## Source document

=-=-=-=-=

- Genre: Telenovela
- Created by: Rui Vilhena
- Directed by: Ricardo Waddington Gustavo Fernandez
- Starring: Ísis Valverde Bianca Bin Marco Pigossi Giulia Gam Marco Ricca Alessandra Negrini Deborah Secco Betty Faria Francisco Cuoco Letícia Spiller Heloísa Périssé Daniel Dantas Alice Wegmann
- Opening theme: "That's the Way (I Like It)" by KC and the Sunshine Band
- Ending theme: "That's the Way (I Like It)" by KC and the Sunshine Band
- Country of origin: Brazil
- Original language: Portuguese
- No. of episodes: 185

Original release
- Network: TV Globo
- Release: 4 August 2014 – 6 March 2015

= Boogie Oogie =

Brazilian telenovela

Boogie Oogie is a Brazilian telenovela produced and broadcast by TV Globo. It premiered on 4 August 2014, replacing Meu Pedacinho de Chão and ended on 6 March 2015, replaced by Sete Vidas.

=-=-=-=-=

## Problem A
Print the passage of the Boogie Oogie entry starting at "Boogie Oogie is" and ending at "by Sete Vidas.", without any changes.
The rows that come next have nothing to do with the Boogie Oogie entry.

=-=-=-=-=

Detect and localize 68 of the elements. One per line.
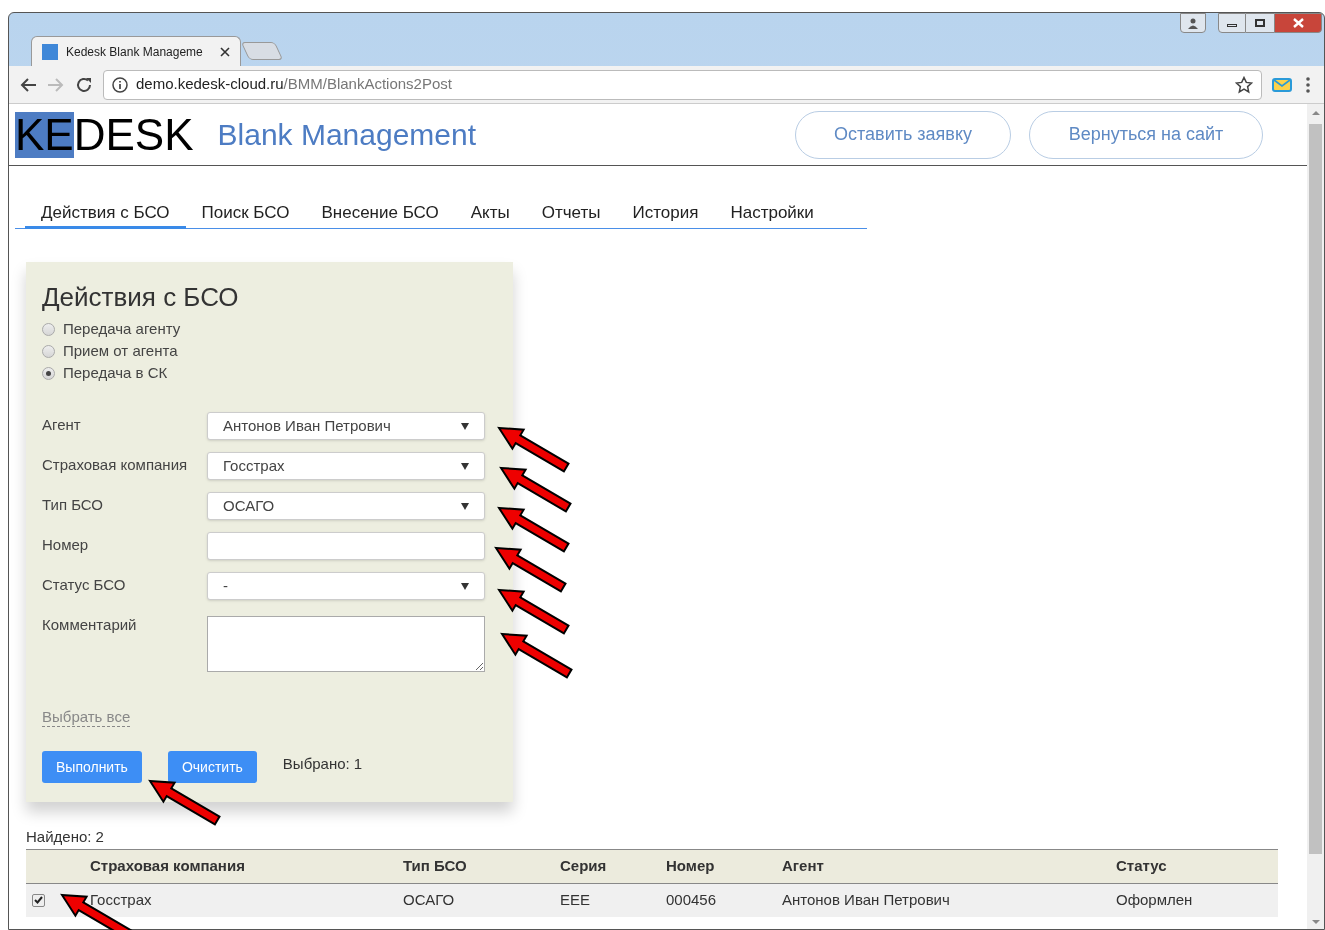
nav-tab[interactable]: Внесение БСО xyxy=(305,199,455,229)
caret-icon xyxy=(461,502,469,510)
info-icon xyxy=(112,76,128,93)
close-button[interactable] xyxy=(1274,13,1322,33)
caret-icon xyxy=(461,582,469,590)
table-cell-text: EEE xyxy=(560,889,591,910)
dropdown[interactable]: Госстрах xyxy=(207,452,485,480)
profile-button[interactable] xyxy=(1180,13,1206,33)
scroll-thumb[interactable] xyxy=(1309,124,1322,854)
person-icon xyxy=(1188,17,1198,29)
nav-tab[interactable]: Отчеты xyxy=(525,199,617,229)
column-header: Номер xyxy=(666,855,716,876)
panel-title: Действия с БСО xyxy=(42,282,240,312)
table-cell-text: ОСАГО xyxy=(403,889,456,910)
nav-tab[interactable]: Настройки xyxy=(714,199,830,229)
nav-tab[interactable]: История xyxy=(616,199,715,229)
radio-button[interactable] xyxy=(42,366,55,380)
field-label: Страховая компания xyxy=(42,455,189,475)
table-cell-text: Антонов Иван Петрович xyxy=(782,889,951,910)
app-title: Blank Management xyxy=(217,117,477,153)
column-header: Страховая компания xyxy=(90,855,246,876)
mail-icon[interactable] xyxy=(1272,76,1292,93)
close-icon[interactable] xyxy=(220,46,230,57)
radio-label: Передача агенту xyxy=(63,318,181,339)
selected-count: Выбрано: 1 xyxy=(282,754,363,774)
scroll-down-icon[interactable] xyxy=(1311,919,1320,925)
field-label: Статус БСО xyxy=(42,575,127,595)
nav-tab[interactable]: Поиск БСО xyxy=(185,199,306,229)
maximize-button[interactable] xyxy=(1246,13,1274,33)
radio-label: Передача в СК xyxy=(63,362,168,383)
field-label: Тип БСО xyxy=(42,495,105,515)
radio-label: Прием от агента xyxy=(63,340,178,361)
column-header: Тип БСО xyxy=(403,855,468,876)
caret-icon xyxy=(461,422,469,430)
tab-title: Kedesk Blank Manageme xyxy=(66,43,203,61)
dropdown[interactable]: ОСАГО xyxy=(207,492,485,520)
logo: KEDESK xyxy=(15,111,194,158)
table-cell-text: Госстрах xyxy=(90,889,153,910)
dropdown[interactable]: - xyxy=(207,572,485,600)
radio-button[interactable] xyxy=(42,344,55,358)
table-cell-text: Оформлен xyxy=(1116,889,1194,910)
comment-field[interactable] xyxy=(207,616,485,672)
minimize-button[interactable] xyxy=(1218,13,1246,33)
column-header: Серия xyxy=(560,855,608,876)
row-checkbox[interactable] xyxy=(32,893,45,907)
column-header: Статус xyxy=(1116,855,1168,876)
nav-tab[interactable]: Действия с БСО xyxy=(25,199,186,229)
favicon-icon xyxy=(42,43,58,60)
input-field[interactable] xyxy=(207,532,485,560)
reload-icon[interactable] xyxy=(75,75,93,94)
field-label: Комментарий xyxy=(42,615,138,635)
scrollbar[interactable] xyxy=(1307,104,1324,929)
star-icon[interactable] xyxy=(1235,75,1253,94)
scroll-up-icon[interactable] xyxy=(1311,110,1320,116)
found-count: Найдено: 2 xyxy=(26,827,105,847)
field-label: Агент xyxy=(42,415,82,435)
radio-button[interactable] xyxy=(42,322,55,336)
back-icon[interactable] xyxy=(19,76,37,93)
nav-tab[interactable]: Акты xyxy=(454,199,526,229)
column-header: Агент xyxy=(782,855,825,876)
caret-icon xyxy=(461,462,469,470)
address-bar[interactable]: demo.kedesk-cloud.ru/BMM/BlankActions2Post xyxy=(103,69,1262,100)
close-icon xyxy=(1292,18,1304,28)
dropdown[interactable]: Антонов Иван Петрович xyxy=(207,412,485,440)
url-text: demo.kedesk-cloud.ru/BMM/BlankActions2Post xyxy=(136,74,453,95)
browser-tab[interactable]: Kedesk Blank Manageme xyxy=(31,36,241,66)
field-label: Номер xyxy=(42,535,90,555)
table-cell-text: 000456 xyxy=(666,889,718,910)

=-=-=-=-=

## Problem B
From the rows, output only the lines starting at the line that contains "nav-tab[interactable]: Внесение БСО" and ending at the line that contains "radio-label: Передача агенту", both included, without any changes.

## Task result A
Boogie Oogie is a Brazilian telenovela produced and broadcast by TV Globo. It premiered on 4 August 2014, replacing Meu Pedacinho de Chão and ended on 6 March 2015, replaced by Sete Vidas.

## Task result B
nav-tab[interactable]: Внесение БСО xyxy=(305,199,455,229)
caret-icon xyxy=(461,502,469,510)
info-icon xyxy=(112,76,128,93)
close-button[interactable] xyxy=(1274,13,1322,33)
caret-icon xyxy=(461,582,469,590)
table-cell-text: EEE xyxy=(560,889,591,910)
dropdown[interactable]: Госстрах xyxy=(207,452,485,480)
profile-button[interactable] xyxy=(1180,13,1206,33)
scroll-thumb[interactable] xyxy=(1309,124,1322,854)
person-icon xyxy=(1188,17,1198,29)
nav-tab[interactable]: Отчеты xyxy=(525,199,617,229)
column-header: Номер xyxy=(666,855,716,876)
panel-title: Действия с БСО xyxy=(42,282,240,312)
table-cell-text: ОСАГО xyxy=(403,889,456,910)
nav-tab[interactable]: Настройки xyxy=(714,199,830,229)
nav-tab[interactable]: История xyxy=(616,199,715,229)
radio-button[interactable] xyxy=(42,366,55,380)
field-label: Страховая компания xyxy=(42,455,189,475)
table-cell-text: Антонов Иван Петрович xyxy=(782,889,951,910)
app-title: Blank Management xyxy=(217,117,477,153)
column-header: Страховая компания xyxy=(90,855,246,876)
mail-icon[interactable] xyxy=(1272,76,1292,93)
close-icon[interactable] xyxy=(220,46,230,57)
radio-label: Передача агенту xyxy=(63,318,181,339)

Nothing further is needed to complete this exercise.